### Dataset items
- - - - -

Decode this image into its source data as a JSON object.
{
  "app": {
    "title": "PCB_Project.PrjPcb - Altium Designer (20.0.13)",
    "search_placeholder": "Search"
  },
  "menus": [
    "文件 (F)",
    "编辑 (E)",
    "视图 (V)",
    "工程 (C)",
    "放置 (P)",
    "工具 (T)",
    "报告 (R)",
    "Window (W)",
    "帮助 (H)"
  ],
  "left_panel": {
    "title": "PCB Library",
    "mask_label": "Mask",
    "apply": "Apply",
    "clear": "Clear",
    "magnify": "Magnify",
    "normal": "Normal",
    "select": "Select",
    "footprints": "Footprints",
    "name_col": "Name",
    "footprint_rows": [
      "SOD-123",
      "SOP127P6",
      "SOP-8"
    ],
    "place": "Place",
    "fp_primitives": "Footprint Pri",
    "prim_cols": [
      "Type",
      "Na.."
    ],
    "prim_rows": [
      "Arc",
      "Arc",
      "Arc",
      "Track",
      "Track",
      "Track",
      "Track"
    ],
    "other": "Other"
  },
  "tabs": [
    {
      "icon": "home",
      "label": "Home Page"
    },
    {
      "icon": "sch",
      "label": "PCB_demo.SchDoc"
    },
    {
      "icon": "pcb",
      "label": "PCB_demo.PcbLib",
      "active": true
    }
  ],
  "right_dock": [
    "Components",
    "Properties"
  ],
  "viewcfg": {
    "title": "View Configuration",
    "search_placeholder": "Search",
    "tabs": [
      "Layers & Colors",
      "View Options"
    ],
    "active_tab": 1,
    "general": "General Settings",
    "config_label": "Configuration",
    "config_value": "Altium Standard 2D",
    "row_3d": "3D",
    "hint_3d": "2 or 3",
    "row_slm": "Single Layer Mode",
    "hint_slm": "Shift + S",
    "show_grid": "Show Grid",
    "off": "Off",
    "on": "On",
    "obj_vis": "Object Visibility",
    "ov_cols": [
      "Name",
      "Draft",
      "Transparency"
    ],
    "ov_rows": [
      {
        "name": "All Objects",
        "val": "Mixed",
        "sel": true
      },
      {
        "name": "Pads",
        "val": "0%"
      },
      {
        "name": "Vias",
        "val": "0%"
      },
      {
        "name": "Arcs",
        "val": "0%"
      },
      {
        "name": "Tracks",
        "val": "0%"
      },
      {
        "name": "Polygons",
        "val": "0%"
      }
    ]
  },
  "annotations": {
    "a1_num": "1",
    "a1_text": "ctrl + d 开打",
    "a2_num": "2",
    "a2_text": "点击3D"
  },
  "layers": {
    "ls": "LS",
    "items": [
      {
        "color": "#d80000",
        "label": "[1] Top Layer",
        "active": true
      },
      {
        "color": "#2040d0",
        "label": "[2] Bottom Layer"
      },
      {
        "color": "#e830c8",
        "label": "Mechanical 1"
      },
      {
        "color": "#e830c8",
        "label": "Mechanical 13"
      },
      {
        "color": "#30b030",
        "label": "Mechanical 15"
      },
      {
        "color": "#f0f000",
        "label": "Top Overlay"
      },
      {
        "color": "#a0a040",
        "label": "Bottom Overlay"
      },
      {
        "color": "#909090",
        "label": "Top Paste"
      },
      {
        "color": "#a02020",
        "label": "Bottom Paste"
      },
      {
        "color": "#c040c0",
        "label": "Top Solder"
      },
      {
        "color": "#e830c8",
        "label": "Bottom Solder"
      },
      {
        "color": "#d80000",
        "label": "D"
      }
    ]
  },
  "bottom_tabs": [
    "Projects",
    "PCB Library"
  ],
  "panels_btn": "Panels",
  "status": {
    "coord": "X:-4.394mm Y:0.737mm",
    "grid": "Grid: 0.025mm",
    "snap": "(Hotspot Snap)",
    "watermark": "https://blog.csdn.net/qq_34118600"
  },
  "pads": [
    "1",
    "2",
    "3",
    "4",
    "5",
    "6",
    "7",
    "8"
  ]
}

- - - - -

### EXERCISE
Scan the entries above for the word "Search" and collect each line holding it.

### RESPONSE
    "search_placeholder": "Search"
    "search_placeholder": "Search",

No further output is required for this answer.